▸ **WHAT NEEDS TO BE DONE**
Every line from the one with "Convert this document image to plain text." through the end of the entries below should be written out exactly; the pictures should not.

▸ **MATERIAL SUPPLIED**
-- BEGIN --

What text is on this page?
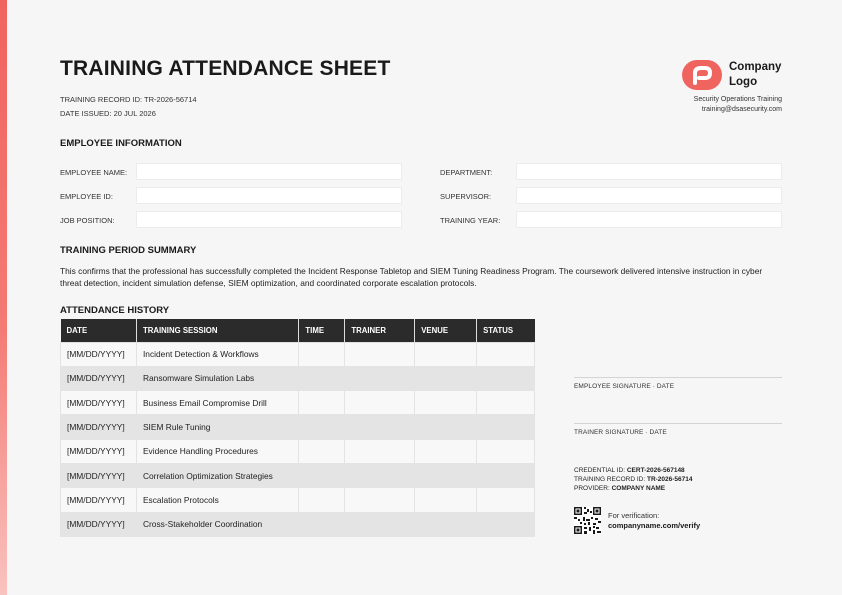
TRAINING ATTENDANCE SHEET
TRAINING RECORD ID: TR-2026-56714
DATE ISSUED: 20 JUL 2026
Company Logo
Security Operations Training
training@dsasecurity.com
EMPLOYEE INFORMATION
EMPLOYEE NAME:
EMPLOYEE ID:
JOB POSITION:
DEPARTMENT:
SUPERVISOR:
TRAINING YEAR:
TRAINING PERIOD SUMMARY

This confirms that the professional has successfully completed the Incident Response Tabletop and SIEM Tuning Readiness Program. The coursework delivered intensive instruction in cyber threat detection, incident simulation defense, SIEM optimization, and coordinated corporate escalation protocols.

ATTENDANCE HISTORY
DATE	TRAINING SESSION	TIME	TRAINER	VENUE	STATUS
[MM/DD/YYYY]	Incident Detection & Workflows				
[MM/DD/YYYY]	Ransomware Simulation Labs				
[MM/DD/YYYY]	Business Email Compromise Drill				
[MM/DD/YYYY]	SIEM Rule Tuning				
[MM/DD/YYYY]	Evidence Handling Procedures				
[MM/DD/YYYY]	Correlation Optimization Strategies				
[MM/DD/YYYY]	Escalation Protocols				
[MM/DD/YYYY]	Cross-Stakeholder Coordination				
EMPLOYEE SIGNATURE · DATE
TRAINER SIGNATURE · DATE
CREDENTIAL ID: CERT-2026-567148
TRAINING RECORD ID: TR-2026-56714
PROVIDER: COMPANY NAME
For verification:
companyname.com/verify
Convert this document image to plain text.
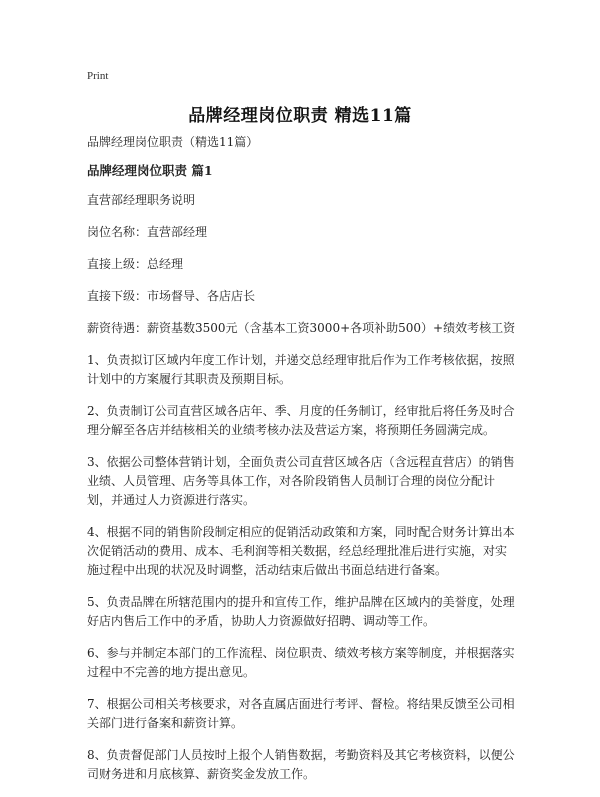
Print
品牌经理岗位职责 精选11篇

品牌经理岗位职责（精选11篇）

品牌经理岗位职责 篇1

直营部经理职务说明

岗位名称：直营部经理

直接上级：总经理

直接下级：市场督导、各店店长

薪资待遇：薪资基数3500元（含基本工资3000+各项补助500）+绩效考核工资

1、负责拟订区域内年度工作计划，并递交总经理审批后作为工作考核依据，按照计划中的方案履行其职责及预期目标。

2、负责制订公司直营区域各店年、季、月度的任务制订，经审批后将任务及时合理分解至各店并结核相关的业绩考核办法及营运方案，将预期任务圆满完成。

3、依据公司整体营销计划，全面负责公司直营区域各店（含远程直营店）的销售业绩、人员管理、店务等具体工作，对各阶段销售人员制订合理的岗位分配计划，并通过人力资源进行落实。

4、根据不同的销售阶段制定相应的促销活动政策和方案，同时配合财务计算出本次促销活动的费用、成本、毛利润等相关数据，经总经理批准后进行实施，对实施过程中出现的状况及时调整，活动结束后做出书面总结进行备案。

5、负责品牌在所辖范围内的提升和宣传工作，维护品牌在区域内的美誉度，处理好店内售后工作中的矛盾，协助人力资源做好招聘、调动等工作。

6、参与并制定本部门的工作流程、岗位职责、绩效考核方案等制度，并根据落实过程中不完善的地方提出意见。

7、根据公司相关考核要求，对各直属店面进行考评、督检。将结果反馈至公司相关部门进行备案和薪资计算。

8、负责督促部门人员按时上报个人销售数据，考勤资料及其它考核资料，以便公司财务进和月底核算、薪资奖金发放工作。
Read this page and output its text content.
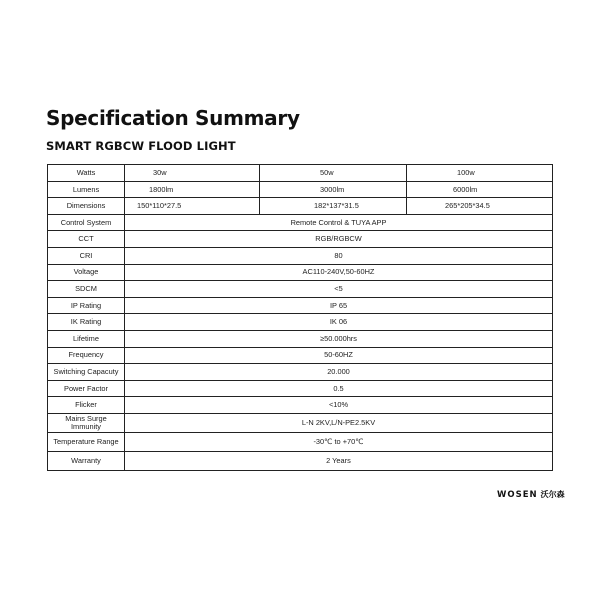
Specification Summary
SMART RGBCW FLOOD LIGHT
Watts	30w	50w	100w
Lumens	1800lm	3000lm	6000lm
Dimensions	150*110*27.5	182*137*31.5	265*205*34.5
Control System	Remote Control & TUYA APP		
CCT	RGB/RGBCW		
CRI	80		
Voltage	AC110-240V,50-60HZ		
SDCM	<5		
IP Rating	IP 65		
IK Rating	IK 06		
Lifetime	≥50.000hrs		
Frequency	50-60HZ		
Switching Capacuty	20.000		
Power Factor	0.5		
Flicker	<10%		
Mains Surge Immunity	L-N 2KV,L/N-PE2.5KV		
Temperature Range	-30℃ to +70℃		
Warranty	2 Years		
WOSEN 沃尔森
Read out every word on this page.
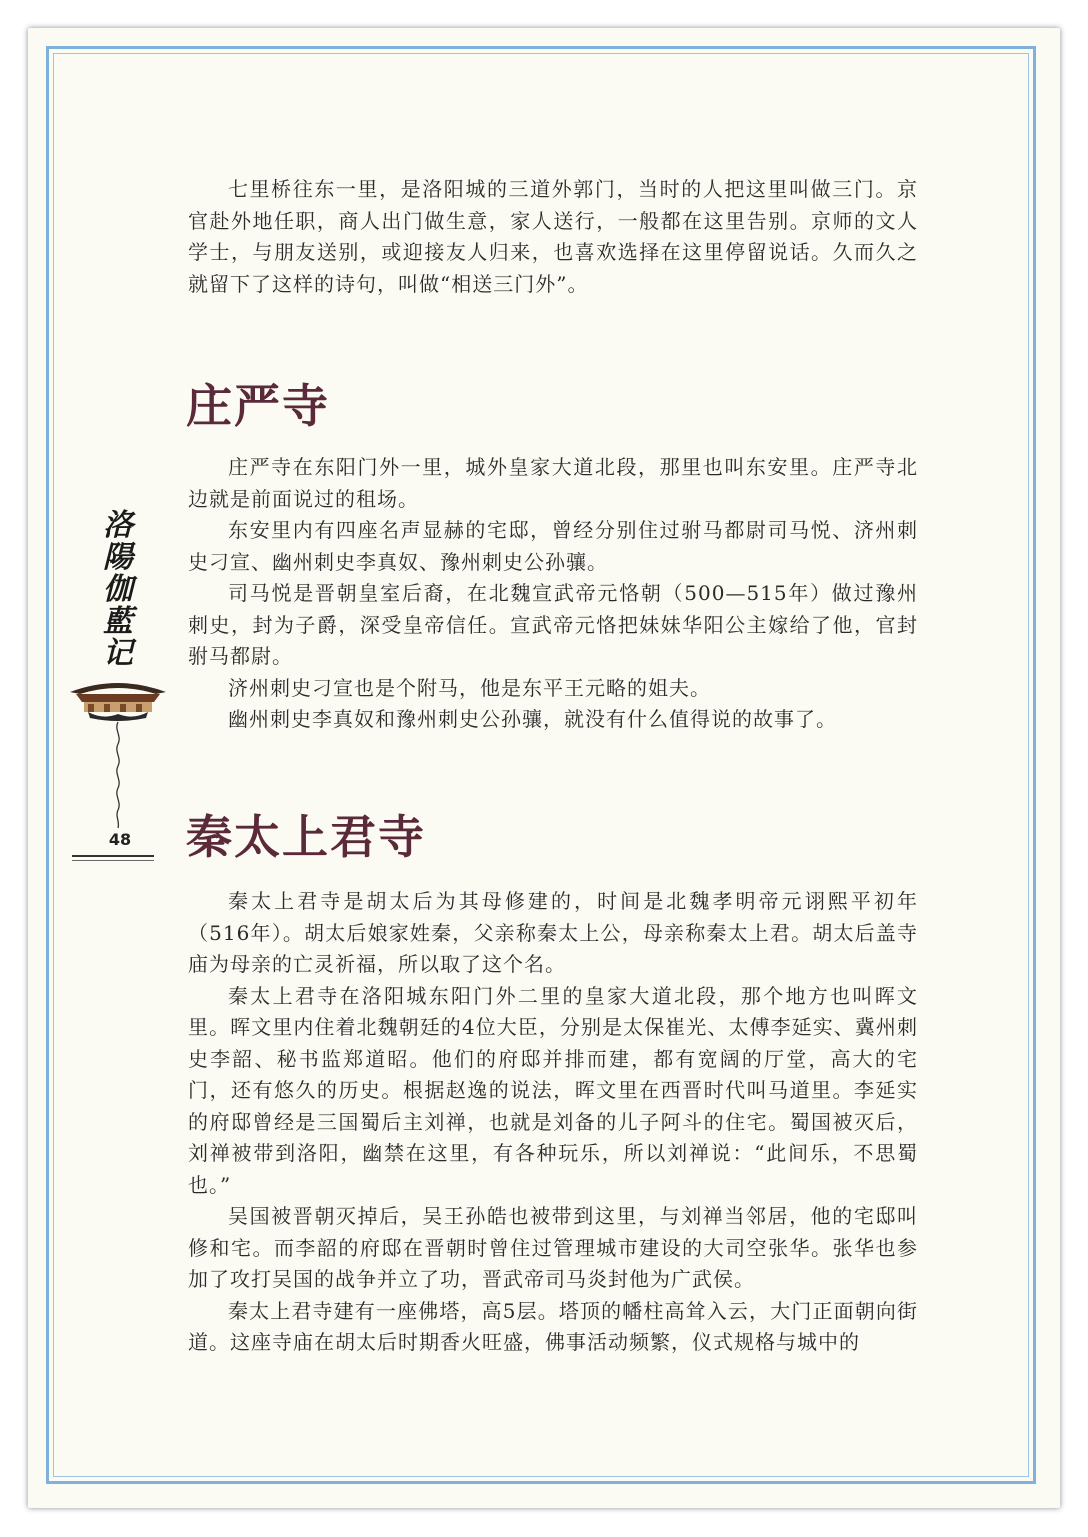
洛
陽
伽
藍
记
48

七里桥往东一里，是洛阳城的三道外郭门，当时的人把这里叫做三门。京官赴外地任职，商人出门做生意，家人送行，一般都在这里告别。京师的文人学士，与朋友送别，或迎接友人归来，也喜欢选择在这里停留说话。久而久之就留下了这样的诗句，叫做“相送三门外”。

庄严寺

庄严寺在东阳门外一里，城外皇家大道北段，那里也叫东安里。庄严寺北边就是前面说过的租场。

东安里内有四座名声显赫的宅邸，曾经分别住过驸马都尉司马悦、济州刺史刁宣、幽州刺史李真奴、豫州刺史公孙骧。

司马悦是晋朝皇室后裔，在北魏宣武帝元恪朝（500—515年）做过豫州刺史，封为子爵，深受皇帝信任。宣武帝元恪把妹妹华阳公主嫁给了他，官封驸马都尉。

济州刺史刁宣也是个附马，他是东平王元略的姐夫。

幽州刺史李真奴和豫州刺史公孙骧，就没有什么值得说的故事了。

秦太上君寺

秦太上君寺是胡太后为其母修建的，时间是北魏孝明帝元诩熙平初年（516年）。胡太后娘家姓秦，父亲称秦太上公，母亲称秦太上君。胡太后盖寺庙为母亲的亡灵祈福，所以取了这个名。

秦太上君寺在洛阳城东阳门外二里的皇家大道北段，那个地方也叫晖文里。晖文里内住着北魏朝廷的4位大臣，分别是太保崔光、太傅李延实、冀州刺史李韶、秘书监郑道昭。他们的府邸并排而建，都有宽阔的厅堂，高大的宅门，还有悠久的历史。根据赵逸的说法，晖文里在西晋时代叫马道里。李延实的府邸曾经是三国蜀后主刘禅，也就是刘备的儿子阿斗的住宅。蜀国被灭后，刘禅被带到洛阳，幽禁在这里，有各种玩乐，所以刘禅说：“此间乐，不思蜀也。”

吴国被晋朝灭掉后，吴王孙皓也被带到这里，与刘禅当邻居，他的宅邸叫修和宅。而李韶的府邸在晋朝时曾住过管理城市建设的大司空张华。张华也参加了攻打吴国的战争并立了功，晋武帝司马炎封他为广武侯。

秦太上君寺建有一座佛塔，高5层。塔顶的幡柱高耸入云，大门正面朝向街道。这座寺庙在胡太后时期香火旺盛，佛事活动频繁，仪式规格与城中的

-- END --

▸ **TASK RESPONSE**
Convert this document image to plain text.
Print
品牌经理岗位职责 精选11篇

品牌经理岗位职责（精选11篇）

品牌经理岗位职责 篇1

直营部经理职务说明

岗位名称：直营部经理

直接上级：总经理

直接下级：市场督导、各店店长

薪资待遇：薪资基数3500元（含基本工资3000+各项补助500）+绩效考核工资

1、负责拟订区域内年度工作计划，并递交总经理审批后作为工作考核依据，按照计划中的方案履行其职责及预期目标。

2、负责制订公司直营区域各店年、季、月度的任务制订，经审批后将任务及时合理分解至各店并结核相关的业绩考核办法及营运方案，将预期任务圆满完成。

3、依据公司整体营销计划，全面负责公司直营区域各店（含远程直营店）的销售业绩、人员管理、店务等具体工作，对各阶段销售人员制订合理的岗位分配计划，并通过人力资源进行落实。

4、根据不同的销售阶段制定相应的促销活动政策和方案，同时配合财务计算出本次促销活动的费用、成本、毛利润等相关数据，经总经理批准后进行实施，对实施过程中出现的状况及时调整，活动结束后做出书面总结进行备案。

5、负责品牌在所辖范围内的提升和宣传工作，维护品牌在区域内的美誉度，处理好店内售后工作中的矛盾，协助人力资源做好招聘、调动等工作。

6、参与并制定本部门的工作流程、岗位职责、绩效考核方案等制度，并根据落实过程中不完善的地方提出意见。

7、根据公司相关考核要求，对各直属店面进行考评、督检。将结果反馈至公司相关部门进行备案和薪资计算。

8、负责督促部门人员按时上报个人销售数据，考勤资料及其它考核资料，以便公司财务进和月底核算、薪资奖金发放工作。
Read this page and output its text content.
Specification Summary
SMART RGBCW FLOOD LIGHT
Watts	30w	50w	100w
Lumens	1800lm	3000lm	6000lm
Dimensions	150*110*27.5	182*137*31.5	265*205*34.5
Control System	Remote Control & TUYA APP		
CCT	RGB/RGBCW		
CRI	80		
Voltage	AC110-240V,50-60HZ		
SDCM	<5		
IP Rating	IP 65		
IK Rating	IK 06		
Lifetime	≥50.000hrs		
Frequency	50-60HZ		
Switching Capacuty	20.000		
Power Factor	0.5		
Flicker	<10%		
Mains Surge Immunity	L-N 2KV,L/N-PE2.5KV		
Temperature Range	-30℃ to +70℃		
Warranty	2 Years		
WOSEN 沃尔森
Read out every word on this page.
洛
陽
伽
藍
记
48

七里桥往东一里，是洛阳城的三道外郭门，当时的人把这里叫做三门。京官赴外地任职，商人出门做生意，家人送行，一般都在这里告别。京师的文人学士，与朋友送别，或迎接友人归来，也喜欢选择在这里停留说话。久而久之就留下了这样的诗句，叫做“相送三门外”。

庄严寺

庄严寺在东阳门外一里，城外皇家大道北段，那里也叫东安里。庄严寺北边就是前面说过的租场。

东安里内有四座名声显赫的宅邸，曾经分别住过驸马都尉司马悦、济州刺史刁宣、幽州刺史李真奴、豫州刺史公孙骧。

司马悦是晋朝皇室后裔，在北魏宣武帝元恪朝（500—515年）做过豫州刺史，封为子爵，深受皇帝信任。宣武帝元恪把妹妹华阳公主嫁给了他，官封驸马都尉。

济州刺史刁宣也是个附马，他是东平王元略的姐夫。

幽州刺史李真奴和豫州刺史公孙骧，就没有什么值得说的故事了。

秦太上君寺

秦太上君寺是胡太后为其母修建的，时间是北魏孝明帝元诩熙平初年（516年）。胡太后娘家姓秦，父亲称秦太上公，母亲称秦太上君。胡太后盖寺庙为母亲的亡灵祈福，所以取了这个名。

秦太上君寺在洛阳城东阳门外二里的皇家大道北段，那个地方也叫晖文里。晖文里内住着北魏朝廷的4位大臣，分别是太保崔光、太傅李延实、冀州刺史李韶、秘书监郑道昭。他们的府邸并排而建，都有宽阔的厅堂，高大的宅门，还有悠久的历史。根据赵逸的说法，晖文里在西晋时代叫马道里。李延实的府邸曾经是三国蜀后主刘禅，也就是刘备的儿子阿斗的住宅。蜀国被灭后，刘禅被带到洛阳，幽禁在这里，有各种玩乐，所以刘禅说：“此间乐，不思蜀也。”

吴国被晋朝灭掉后，吴王孙皓也被带到这里，与刘禅当邻居，他的宅邸叫修和宅。而李韶的府邸在晋朝时曾住过管理城市建设的大司空张华。张华也参加了攻打吴国的战争并立了功，晋武帝司马炎封他为广武侯。

秦太上君寺建有一座佛塔，高5层。塔顶的幡柱高耸入云，大门正面朝向街道。这座寺庙在胡太后时期香火旺盛，佛事活动频繁，仪式规格与城中的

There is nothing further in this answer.